YOUR INSTRUCTIONS » All of the material below is to be retyped exactly.

• • • • •

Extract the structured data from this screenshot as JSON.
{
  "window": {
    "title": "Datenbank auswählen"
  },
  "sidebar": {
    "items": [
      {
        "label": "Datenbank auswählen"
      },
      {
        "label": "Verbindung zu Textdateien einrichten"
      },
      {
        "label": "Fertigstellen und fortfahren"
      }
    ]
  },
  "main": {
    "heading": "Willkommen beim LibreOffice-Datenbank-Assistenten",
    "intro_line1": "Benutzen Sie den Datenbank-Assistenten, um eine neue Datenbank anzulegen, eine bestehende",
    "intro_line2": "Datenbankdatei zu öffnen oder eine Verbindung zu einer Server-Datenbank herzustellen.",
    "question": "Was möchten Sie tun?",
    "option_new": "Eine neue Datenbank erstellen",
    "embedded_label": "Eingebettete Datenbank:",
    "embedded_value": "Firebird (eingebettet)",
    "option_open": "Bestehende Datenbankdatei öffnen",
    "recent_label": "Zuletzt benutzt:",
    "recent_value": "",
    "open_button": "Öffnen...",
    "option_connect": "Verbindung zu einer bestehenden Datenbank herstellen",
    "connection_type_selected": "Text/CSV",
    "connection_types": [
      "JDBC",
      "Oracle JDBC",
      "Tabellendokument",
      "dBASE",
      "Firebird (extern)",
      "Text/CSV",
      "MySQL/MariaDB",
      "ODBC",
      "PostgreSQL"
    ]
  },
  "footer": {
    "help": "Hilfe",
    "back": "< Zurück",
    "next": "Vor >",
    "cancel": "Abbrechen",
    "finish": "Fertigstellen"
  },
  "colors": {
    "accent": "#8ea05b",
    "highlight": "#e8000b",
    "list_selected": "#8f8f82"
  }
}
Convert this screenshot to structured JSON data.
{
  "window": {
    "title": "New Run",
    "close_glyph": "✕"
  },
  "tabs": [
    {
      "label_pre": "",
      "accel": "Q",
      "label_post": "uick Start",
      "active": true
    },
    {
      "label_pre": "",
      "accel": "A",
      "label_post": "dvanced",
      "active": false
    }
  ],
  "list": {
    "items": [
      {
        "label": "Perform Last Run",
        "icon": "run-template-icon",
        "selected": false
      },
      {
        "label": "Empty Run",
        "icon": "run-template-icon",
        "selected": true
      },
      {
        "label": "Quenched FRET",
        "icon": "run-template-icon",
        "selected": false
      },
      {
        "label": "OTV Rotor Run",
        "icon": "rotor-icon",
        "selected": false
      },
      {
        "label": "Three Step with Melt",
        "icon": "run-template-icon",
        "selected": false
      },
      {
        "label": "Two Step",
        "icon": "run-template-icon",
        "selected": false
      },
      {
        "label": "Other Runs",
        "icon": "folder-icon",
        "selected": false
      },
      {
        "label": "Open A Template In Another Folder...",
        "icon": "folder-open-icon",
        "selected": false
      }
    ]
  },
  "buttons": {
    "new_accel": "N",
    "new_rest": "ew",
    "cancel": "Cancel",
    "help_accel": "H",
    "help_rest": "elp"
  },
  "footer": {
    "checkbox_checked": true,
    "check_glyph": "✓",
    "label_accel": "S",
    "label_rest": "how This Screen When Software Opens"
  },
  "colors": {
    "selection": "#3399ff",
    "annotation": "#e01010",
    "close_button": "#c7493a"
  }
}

• • • • •

EXERCISE SOLUTION »
Extract the structured data from this screenshot as JSON.
{
  "window": {
    "title": "Datenbank auswählen"
  },
  "sidebar": {
    "items": [
      {
        "label": "Datenbank auswählen"
      },
      {
        "label": "Verbindung zu Textdateien einrichten"
      },
      {
        "label": "Fertigstellen und fortfahren"
      }
    ]
  },
  "main": {
    "heading": "Willkommen beim LibreOffice-Datenbank-Assistenten",
    "intro_line1": "Benutzen Sie den Datenbank-Assistenten, um eine neue Datenbank anzulegen, eine bestehende",
    "intro_line2": "Datenbankdatei zu öffnen oder eine Verbindung zu einer Server-Datenbank herzustellen.",
    "question": "Was möchten Sie tun?",
    "option_new": "Eine neue Datenbank erstellen",
    "embedded_label": "Eingebettete Datenbank:",
    "embedded_value": "Firebird (eingebettet)",
    "option_open": "Bestehende Datenbankdatei öffnen",
    "recent_label": "Zuletzt benutzt:",
    "recent_value": "",
    "open_button": "Öffnen...",
    "option_connect": "Verbindung zu einer bestehenden Datenbank herstellen",
    "connection_type_selected": "Text/CSV",
    "connection_types": [
      "JDBC",
      "Oracle JDBC",
      "Tabellendokument",
      "dBASE",
      "Firebird (extern)",
      "Text/CSV",
      "MySQL/MariaDB",
      "ODBC",
      "PostgreSQL"
    ]
  },
  "footer": {
    "help": "Hilfe",
    "back": "< Zurück",
    "next": "Vor >",
    "cancel": "Abbrechen",
    "finish": "Fertigstellen"
  },
  "colors": {
    "accent": "#8ea05b",
    "highlight": "#e8000b",
    "list_selected": "#8f8f82"
  }
}
Convert this screenshot to structured JSON data.
{
  "window": {
    "title": "New Run",
    "close_glyph": "✕"
  },
  "tabs": [
    {
      "label_pre": "",
      "accel": "Q",
      "label_post": "uick Start",
      "active": true
    },
    {
      "label_pre": "",
      "accel": "A",
      "label_post": "dvanced",
      "active": false
    }
  ],
  "list": {
    "items": [
      {
        "label": "Perform Last Run",
        "icon": "run-template-icon",
        "selected": false
      },
      {
        "label": "Empty Run",
        "icon": "run-template-icon",
        "selected": true
      },
      {
        "label": "Quenched FRET",
        "icon": "run-template-icon",
        "selected": false
      },
      {
        "label": "OTV Rotor Run",
        "icon": "rotor-icon",
        "selected": false
      },
      {
        "label": "Three Step with Melt",
        "icon": "run-template-icon",
        "selected": false
      },
      {
        "label": "Two Step",
        "icon": "run-template-icon",
        "selected": false
      },
      {
        "label": "Other Runs",
        "icon": "folder-icon",
        "selected": false
      },
      {
        "label": "Open A Template In Another Folder...",
        "icon": "folder-open-icon",
        "selected": false
      }
    ]
  },
  "buttons": {
    "new_accel": "N",
    "new_rest": "ew",
    "cancel": "Cancel",
    "help_accel": "H",
    "help_rest": "elp"
  },
  "footer": {
    "checkbox_checked": true,
    "check_glyph": "✓",
    "label_accel": "S",
    "label_rest": "how This Screen When Software Opens"
  },
  "colors": {
    "selection": "#3399ff",
    "annotation": "#e01010",
    "close_button": "#c7493a"
  }
}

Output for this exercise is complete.